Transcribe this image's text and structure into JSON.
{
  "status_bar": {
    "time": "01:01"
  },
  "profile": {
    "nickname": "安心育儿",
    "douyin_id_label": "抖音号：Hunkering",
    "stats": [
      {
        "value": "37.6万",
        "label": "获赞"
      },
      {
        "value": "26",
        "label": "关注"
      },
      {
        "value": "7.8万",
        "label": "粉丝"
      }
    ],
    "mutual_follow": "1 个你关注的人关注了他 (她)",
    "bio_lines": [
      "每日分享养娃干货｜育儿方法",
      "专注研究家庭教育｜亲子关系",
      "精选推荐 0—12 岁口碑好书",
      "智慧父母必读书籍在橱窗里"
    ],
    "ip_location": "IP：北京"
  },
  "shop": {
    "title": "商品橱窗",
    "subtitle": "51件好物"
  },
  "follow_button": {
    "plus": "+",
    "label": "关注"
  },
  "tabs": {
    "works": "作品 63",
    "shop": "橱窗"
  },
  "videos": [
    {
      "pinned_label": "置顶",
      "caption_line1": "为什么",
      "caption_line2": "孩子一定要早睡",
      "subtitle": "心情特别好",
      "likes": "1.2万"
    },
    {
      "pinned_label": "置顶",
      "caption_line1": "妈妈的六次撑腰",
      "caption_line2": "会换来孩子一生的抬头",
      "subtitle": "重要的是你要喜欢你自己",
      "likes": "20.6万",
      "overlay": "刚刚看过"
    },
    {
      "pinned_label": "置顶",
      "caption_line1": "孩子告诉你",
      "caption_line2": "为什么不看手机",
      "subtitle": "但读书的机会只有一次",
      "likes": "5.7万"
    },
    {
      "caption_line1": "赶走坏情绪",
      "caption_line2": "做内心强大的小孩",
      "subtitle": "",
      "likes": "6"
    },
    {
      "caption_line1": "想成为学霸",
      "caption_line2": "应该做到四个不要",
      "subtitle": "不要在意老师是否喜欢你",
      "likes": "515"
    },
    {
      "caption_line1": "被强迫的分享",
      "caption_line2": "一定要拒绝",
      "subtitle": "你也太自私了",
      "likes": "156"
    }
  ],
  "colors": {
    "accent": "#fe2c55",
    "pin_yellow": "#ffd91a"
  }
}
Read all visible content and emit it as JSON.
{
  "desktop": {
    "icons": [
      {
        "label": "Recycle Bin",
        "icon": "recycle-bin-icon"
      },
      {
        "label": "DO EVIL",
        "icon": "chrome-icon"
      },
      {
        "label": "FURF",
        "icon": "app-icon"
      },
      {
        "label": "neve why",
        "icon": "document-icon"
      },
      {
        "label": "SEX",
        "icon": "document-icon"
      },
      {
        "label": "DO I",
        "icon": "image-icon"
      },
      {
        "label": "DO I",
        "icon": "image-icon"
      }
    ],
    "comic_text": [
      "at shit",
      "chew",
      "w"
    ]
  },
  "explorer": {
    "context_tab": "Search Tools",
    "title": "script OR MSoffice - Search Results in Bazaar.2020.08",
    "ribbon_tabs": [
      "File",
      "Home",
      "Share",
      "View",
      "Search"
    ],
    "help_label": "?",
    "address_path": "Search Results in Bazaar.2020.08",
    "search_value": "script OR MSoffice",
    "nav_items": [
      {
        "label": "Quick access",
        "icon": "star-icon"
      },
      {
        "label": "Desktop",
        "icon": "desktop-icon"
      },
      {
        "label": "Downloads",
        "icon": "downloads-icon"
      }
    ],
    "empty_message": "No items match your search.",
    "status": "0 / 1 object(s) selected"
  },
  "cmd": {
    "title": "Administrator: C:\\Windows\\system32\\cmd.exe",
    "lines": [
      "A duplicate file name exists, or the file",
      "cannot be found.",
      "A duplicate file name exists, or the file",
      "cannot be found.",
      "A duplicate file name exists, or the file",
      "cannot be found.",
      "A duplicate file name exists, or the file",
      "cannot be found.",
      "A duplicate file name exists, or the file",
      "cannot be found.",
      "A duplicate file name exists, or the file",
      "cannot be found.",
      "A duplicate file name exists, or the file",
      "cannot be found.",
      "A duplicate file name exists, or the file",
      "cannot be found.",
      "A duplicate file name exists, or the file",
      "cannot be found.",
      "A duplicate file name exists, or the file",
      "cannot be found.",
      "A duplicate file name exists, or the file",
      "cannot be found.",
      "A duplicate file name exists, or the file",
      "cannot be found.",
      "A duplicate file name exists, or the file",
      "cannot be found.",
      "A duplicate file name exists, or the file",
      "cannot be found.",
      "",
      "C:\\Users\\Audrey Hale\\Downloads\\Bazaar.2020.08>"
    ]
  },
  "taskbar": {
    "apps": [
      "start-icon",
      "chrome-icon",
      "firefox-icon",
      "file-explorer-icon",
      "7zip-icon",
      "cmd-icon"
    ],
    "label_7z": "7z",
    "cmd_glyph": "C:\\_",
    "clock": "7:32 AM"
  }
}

Short task. Of all the lines in the listing above, how many contain the word "script"? Answer with the number alone.

Exercise result. 2